— START MATERIAL PROVIDED —

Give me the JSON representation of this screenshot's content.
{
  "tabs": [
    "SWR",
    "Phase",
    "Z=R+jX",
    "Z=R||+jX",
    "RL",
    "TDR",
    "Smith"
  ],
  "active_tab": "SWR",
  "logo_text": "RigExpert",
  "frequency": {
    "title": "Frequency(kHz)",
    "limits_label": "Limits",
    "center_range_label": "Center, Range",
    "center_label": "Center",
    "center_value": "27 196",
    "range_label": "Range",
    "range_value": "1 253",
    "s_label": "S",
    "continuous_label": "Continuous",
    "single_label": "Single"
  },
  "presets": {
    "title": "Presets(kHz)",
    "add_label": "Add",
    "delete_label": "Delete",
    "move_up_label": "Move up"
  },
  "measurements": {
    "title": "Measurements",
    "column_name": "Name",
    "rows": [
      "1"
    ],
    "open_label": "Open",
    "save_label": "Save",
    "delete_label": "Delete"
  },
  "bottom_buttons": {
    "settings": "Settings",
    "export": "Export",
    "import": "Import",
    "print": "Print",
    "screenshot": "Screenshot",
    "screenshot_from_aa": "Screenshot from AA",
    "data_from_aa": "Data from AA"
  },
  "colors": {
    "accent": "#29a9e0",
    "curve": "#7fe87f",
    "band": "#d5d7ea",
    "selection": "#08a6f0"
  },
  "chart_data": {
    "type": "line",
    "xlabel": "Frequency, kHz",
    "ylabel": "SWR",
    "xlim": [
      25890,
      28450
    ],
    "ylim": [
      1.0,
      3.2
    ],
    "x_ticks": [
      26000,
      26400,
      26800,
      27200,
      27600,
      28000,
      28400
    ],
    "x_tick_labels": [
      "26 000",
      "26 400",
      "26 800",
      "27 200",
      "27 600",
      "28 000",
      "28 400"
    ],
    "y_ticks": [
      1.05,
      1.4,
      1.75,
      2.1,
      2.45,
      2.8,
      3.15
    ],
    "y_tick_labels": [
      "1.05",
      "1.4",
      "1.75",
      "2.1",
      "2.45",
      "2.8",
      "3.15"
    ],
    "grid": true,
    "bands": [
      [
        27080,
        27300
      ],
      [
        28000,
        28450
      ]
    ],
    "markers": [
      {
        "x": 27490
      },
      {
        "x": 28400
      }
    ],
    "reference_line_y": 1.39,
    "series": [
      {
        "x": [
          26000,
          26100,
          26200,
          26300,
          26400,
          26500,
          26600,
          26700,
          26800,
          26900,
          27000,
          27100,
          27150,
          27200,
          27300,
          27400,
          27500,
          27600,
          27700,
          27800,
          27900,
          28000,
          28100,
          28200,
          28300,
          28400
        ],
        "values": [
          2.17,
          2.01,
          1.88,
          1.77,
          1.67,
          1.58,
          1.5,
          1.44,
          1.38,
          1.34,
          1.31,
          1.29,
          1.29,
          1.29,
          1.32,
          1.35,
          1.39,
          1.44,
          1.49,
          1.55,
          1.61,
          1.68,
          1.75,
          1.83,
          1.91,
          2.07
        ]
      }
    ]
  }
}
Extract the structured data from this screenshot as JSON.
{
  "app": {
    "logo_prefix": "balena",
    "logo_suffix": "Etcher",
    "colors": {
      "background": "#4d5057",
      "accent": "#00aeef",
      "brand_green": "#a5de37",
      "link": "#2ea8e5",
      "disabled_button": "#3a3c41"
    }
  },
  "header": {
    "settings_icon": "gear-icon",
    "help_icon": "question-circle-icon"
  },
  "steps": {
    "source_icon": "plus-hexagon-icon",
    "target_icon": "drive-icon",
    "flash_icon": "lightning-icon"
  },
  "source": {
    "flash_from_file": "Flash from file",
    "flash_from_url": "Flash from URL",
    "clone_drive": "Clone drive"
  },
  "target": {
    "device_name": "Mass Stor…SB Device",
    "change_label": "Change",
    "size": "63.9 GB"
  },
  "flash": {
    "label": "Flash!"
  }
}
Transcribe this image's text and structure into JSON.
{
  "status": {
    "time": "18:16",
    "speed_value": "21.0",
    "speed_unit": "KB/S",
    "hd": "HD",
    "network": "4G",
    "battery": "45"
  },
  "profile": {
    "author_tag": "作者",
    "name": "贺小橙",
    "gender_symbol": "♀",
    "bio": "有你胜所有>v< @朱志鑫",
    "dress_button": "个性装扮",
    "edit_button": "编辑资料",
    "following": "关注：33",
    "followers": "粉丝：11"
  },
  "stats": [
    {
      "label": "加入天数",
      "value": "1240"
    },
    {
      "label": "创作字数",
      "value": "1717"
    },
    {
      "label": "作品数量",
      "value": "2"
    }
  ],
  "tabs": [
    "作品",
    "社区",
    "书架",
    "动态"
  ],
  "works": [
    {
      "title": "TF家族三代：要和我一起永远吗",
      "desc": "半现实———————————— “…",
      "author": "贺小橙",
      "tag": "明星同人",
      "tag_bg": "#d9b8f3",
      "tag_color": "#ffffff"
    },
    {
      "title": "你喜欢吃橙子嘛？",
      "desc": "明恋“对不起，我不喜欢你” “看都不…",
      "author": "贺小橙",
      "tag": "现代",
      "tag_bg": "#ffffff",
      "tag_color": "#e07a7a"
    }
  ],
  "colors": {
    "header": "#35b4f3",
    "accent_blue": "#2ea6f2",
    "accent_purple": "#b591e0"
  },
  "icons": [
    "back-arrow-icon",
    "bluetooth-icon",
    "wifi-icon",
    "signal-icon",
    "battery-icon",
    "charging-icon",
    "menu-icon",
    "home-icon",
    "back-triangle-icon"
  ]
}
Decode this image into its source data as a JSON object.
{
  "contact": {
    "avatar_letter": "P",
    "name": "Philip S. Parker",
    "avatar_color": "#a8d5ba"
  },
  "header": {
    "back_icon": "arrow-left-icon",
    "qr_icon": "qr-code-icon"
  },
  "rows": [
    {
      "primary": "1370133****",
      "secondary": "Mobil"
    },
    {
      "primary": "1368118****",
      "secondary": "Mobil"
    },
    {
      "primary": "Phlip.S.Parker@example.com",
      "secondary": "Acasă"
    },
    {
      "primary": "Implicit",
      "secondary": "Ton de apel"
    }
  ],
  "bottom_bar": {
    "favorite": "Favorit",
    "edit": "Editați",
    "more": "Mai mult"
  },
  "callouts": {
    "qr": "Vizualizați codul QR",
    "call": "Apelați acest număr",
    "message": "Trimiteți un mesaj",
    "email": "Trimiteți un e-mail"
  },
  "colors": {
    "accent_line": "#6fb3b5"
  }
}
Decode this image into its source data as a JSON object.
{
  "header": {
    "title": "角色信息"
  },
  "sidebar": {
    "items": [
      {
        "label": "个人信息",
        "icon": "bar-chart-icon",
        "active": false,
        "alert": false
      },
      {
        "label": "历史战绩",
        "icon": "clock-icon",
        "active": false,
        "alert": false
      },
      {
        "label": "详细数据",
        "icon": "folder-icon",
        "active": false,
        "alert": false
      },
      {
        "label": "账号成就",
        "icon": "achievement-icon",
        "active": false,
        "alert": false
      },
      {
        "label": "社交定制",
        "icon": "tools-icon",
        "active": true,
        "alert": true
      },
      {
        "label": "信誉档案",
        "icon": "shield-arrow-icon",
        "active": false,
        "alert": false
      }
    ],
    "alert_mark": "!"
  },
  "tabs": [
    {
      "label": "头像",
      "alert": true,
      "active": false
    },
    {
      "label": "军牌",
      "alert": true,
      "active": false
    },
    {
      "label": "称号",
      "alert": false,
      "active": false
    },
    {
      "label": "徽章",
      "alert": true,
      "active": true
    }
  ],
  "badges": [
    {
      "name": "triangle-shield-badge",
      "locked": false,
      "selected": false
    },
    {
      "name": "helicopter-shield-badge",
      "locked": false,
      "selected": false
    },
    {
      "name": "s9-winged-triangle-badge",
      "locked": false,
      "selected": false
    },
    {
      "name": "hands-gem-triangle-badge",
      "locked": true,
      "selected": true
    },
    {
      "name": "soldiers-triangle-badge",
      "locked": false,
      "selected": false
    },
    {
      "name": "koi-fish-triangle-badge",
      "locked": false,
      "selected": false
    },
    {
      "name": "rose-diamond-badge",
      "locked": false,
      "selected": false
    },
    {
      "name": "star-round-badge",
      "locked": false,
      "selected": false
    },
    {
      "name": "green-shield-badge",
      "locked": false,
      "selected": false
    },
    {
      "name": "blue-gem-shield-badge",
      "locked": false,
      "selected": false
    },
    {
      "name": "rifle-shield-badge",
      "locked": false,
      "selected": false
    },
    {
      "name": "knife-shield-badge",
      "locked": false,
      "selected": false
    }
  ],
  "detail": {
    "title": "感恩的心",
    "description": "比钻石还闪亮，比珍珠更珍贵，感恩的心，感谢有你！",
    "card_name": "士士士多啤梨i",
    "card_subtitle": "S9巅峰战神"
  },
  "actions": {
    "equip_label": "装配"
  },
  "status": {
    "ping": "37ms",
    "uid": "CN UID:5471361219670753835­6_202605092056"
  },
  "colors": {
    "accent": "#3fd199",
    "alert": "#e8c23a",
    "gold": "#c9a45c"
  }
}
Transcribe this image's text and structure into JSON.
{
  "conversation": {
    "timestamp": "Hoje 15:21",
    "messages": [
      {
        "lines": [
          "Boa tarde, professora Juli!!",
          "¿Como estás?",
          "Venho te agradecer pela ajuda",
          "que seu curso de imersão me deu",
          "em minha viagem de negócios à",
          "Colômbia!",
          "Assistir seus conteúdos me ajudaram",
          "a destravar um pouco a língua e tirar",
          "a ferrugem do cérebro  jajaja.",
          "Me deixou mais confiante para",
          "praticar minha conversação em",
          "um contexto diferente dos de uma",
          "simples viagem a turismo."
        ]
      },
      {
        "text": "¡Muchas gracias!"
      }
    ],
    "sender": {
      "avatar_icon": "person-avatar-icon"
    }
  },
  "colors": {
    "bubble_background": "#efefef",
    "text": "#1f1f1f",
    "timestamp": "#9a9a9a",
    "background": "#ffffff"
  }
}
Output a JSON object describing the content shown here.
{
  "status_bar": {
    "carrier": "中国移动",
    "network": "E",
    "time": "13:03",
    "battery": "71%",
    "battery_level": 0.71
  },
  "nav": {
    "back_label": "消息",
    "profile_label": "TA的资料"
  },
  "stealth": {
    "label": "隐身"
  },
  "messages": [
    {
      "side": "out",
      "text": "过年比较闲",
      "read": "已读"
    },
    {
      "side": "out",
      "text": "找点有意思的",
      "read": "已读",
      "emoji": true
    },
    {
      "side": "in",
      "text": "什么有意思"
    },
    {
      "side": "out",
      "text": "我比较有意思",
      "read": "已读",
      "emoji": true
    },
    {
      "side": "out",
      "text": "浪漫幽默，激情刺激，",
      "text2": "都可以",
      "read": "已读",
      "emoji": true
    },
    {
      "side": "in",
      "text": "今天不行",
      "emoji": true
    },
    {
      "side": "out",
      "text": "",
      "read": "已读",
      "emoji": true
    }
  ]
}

— END MATERIAL PROVIDED —

- WHAT THE TASK REQUIRES: Starting from the line with "Output a JSON" and ending with the final line of the data, quote every line exactly, both ends included.

- EXERCISE OUTPUT:
Output a JSON object describing the content shown here.
{
  "status_bar": {
    "carrier": "中国移动",
    "network": "E",
    "time": "13:03",
    "battery": "71%",
    "battery_level": 0.71
  },
  "nav": {
    "back_label": "消息",
    "profile_label": "TA的资料"
  },
  "stealth": {
    "label": "隐身"
  },
  "messages": [
    {
      "side": "out",
      "text": "过年比较闲",
      "read": "已读"
    },
    {
      "side": "out",
      "text": "找点有意思的",
      "read": "已读",
      "emoji": true
    },
    {
      "side": "in",
      "text": "什么有意思"
    },
    {
      "side": "out",
      "text": "我比较有意思",
      "read": "已读",
      "emoji": true
    },
    {
      "side": "out",
      "text": "浪漫幽默，激情刺激，",
      "text2": "都可以",
      "read": "已读",
      "emoji": true
    },
    {
      "side": "in",
      "text": "今天不行",
      "emoji": true
    },
    {
      "side": "out",
      "text": "",
      "read": "已读",
      "emoji": true
    }
  ]
}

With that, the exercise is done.